Collection entries:
------

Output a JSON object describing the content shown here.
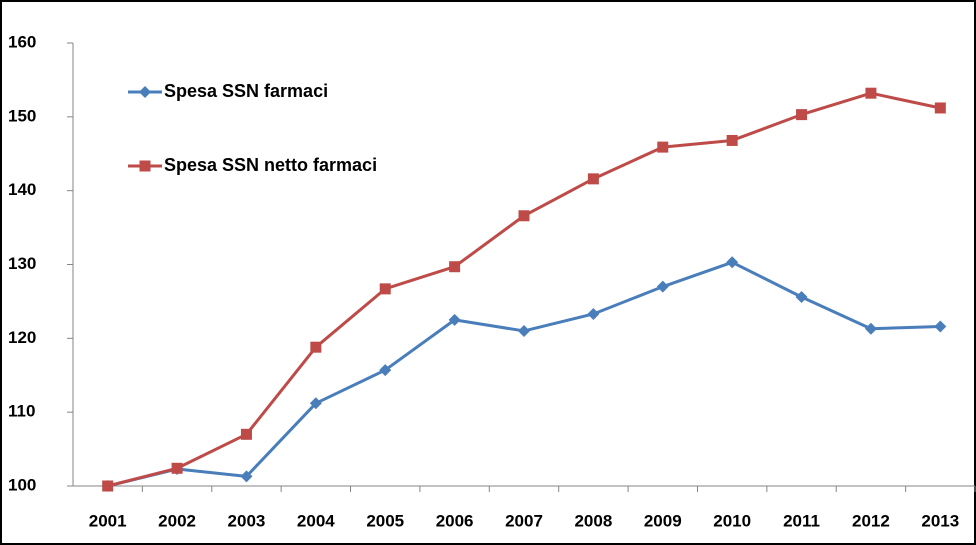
{
  "chart_data": {
    "type": "line",
    "categories": [
      "2001",
      "2002",
      "2003",
      "2004",
      "2005",
      "2006",
      "2007",
      "2008",
      "2009",
      "2010",
      "2011",
      "2012",
      "2013"
    ],
    "series": [
      {
        "name": "Spesa SSN farmaci",
        "color": "#4a7ebb",
        "marker": "diamond",
        "values": [
          100,
          102.3,
          101.3,
          111.2,
          115.7,
          122.5,
          121,
          123.3,
          127,
          130.3,
          125.6,
          121.3,
          121.6
        ]
      },
      {
        "name": "Spesa SSN netto farmaci",
        "color": "#be4b48",
        "marker": "square",
        "values": [
          100,
          102.4,
          107,
          118.8,
          126.7,
          129.7,
          136.6,
          141.6,
          145.9,
          146.8,
          150.3,
          153.2,
          151.2
        ]
      }
    ],
    "ylim": [
      100,
      160
    ],
    "yticks": [
      100,
      110,
      120,
      130,
      140,
      150,
      160
    ],
    "grid": false,
    "legend": "upper left"
  }
}
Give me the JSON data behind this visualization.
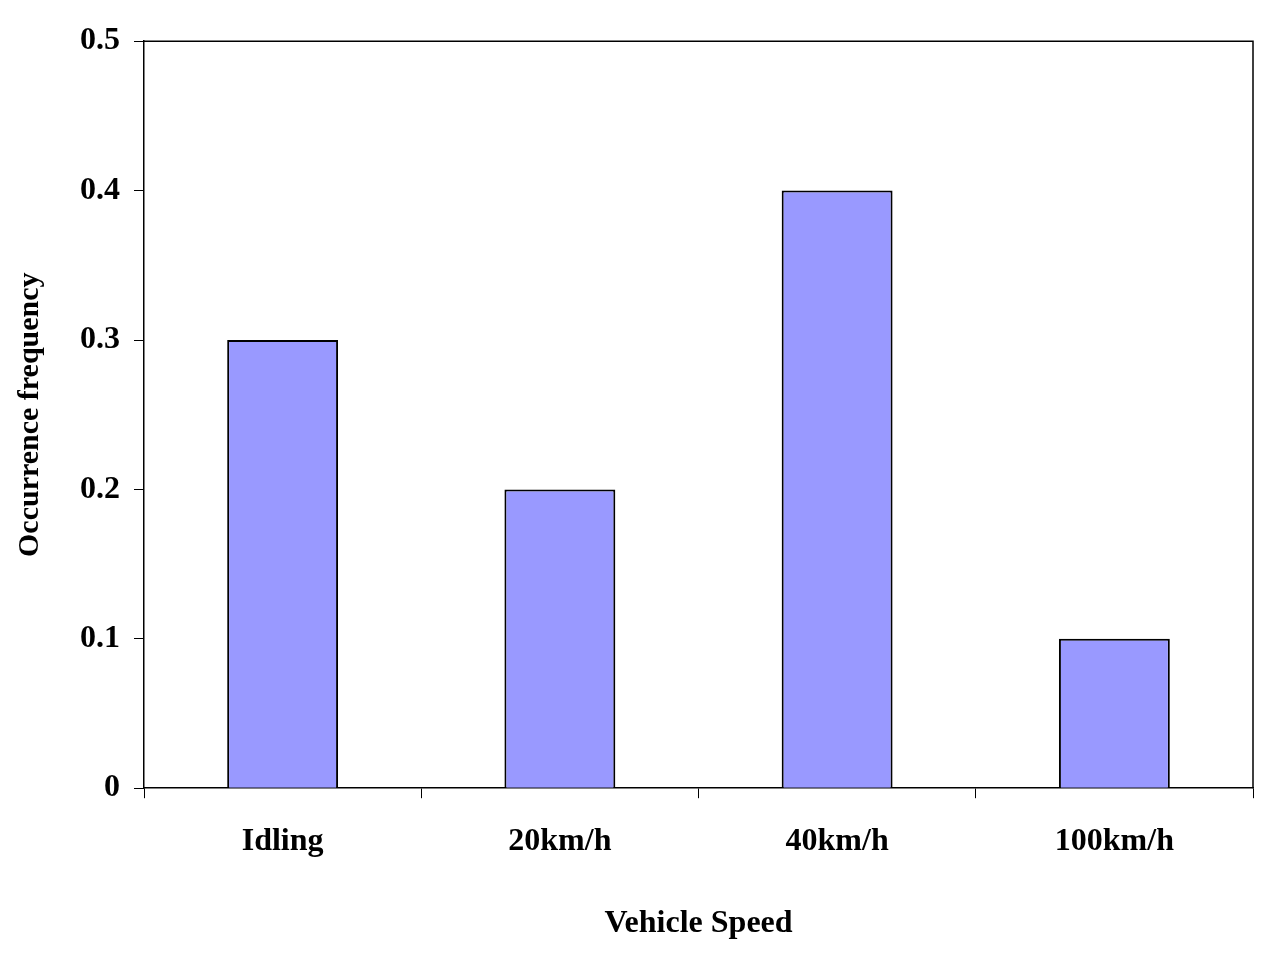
{
  "chart_data": {
    "type": "bar",
    "xlabel": "Vehicle Speed",
    "ylabel": "Occurrence frequency",
    "categories": [
      "Idling",
      "20km/h",
      "40km/h",
      "100km/h"
    ],
    "values": [
      0.3,
      0.2,
      0.4,
      0.1
    ],
    "color": "#9999ff",
    "ylim": [
      0,
      0.5
    ],
    "yticks": [
      0,
      0.1,
      0.2,
      0.3,
      0.4,
      0.5
    ],
    "grid": false,
    "legend": false
  }
}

------

§ **Requirements**:
Emit the lines of the data above from the one containing "Give me the" through its final line, both endpoints included. Pictures do not belong in the output.

§ **Exercise solution**:
Give me the JSON data behind this visualization.
{
  "chart_data": {
    "type": "bar",
    "xlabel": "Vehicle Speed",
    "ylabel": "Occurrence frequency",
    "categories": [
      "Idling",
      "20km/h",
      "40km/h",
      "100km/h"
    ],
    "values": [
      0.3,
      0.2,
      0.4,
      0.1
    ],
    "color": "#9999ff",
    "ylim": [
      0,
      0.5
    ],
    "yticks": [
      0,
      0.1,
      0.2,
      0.3,
      0.4,
      0.5
    ],
    "grid": false,
    "legend": false
  }
}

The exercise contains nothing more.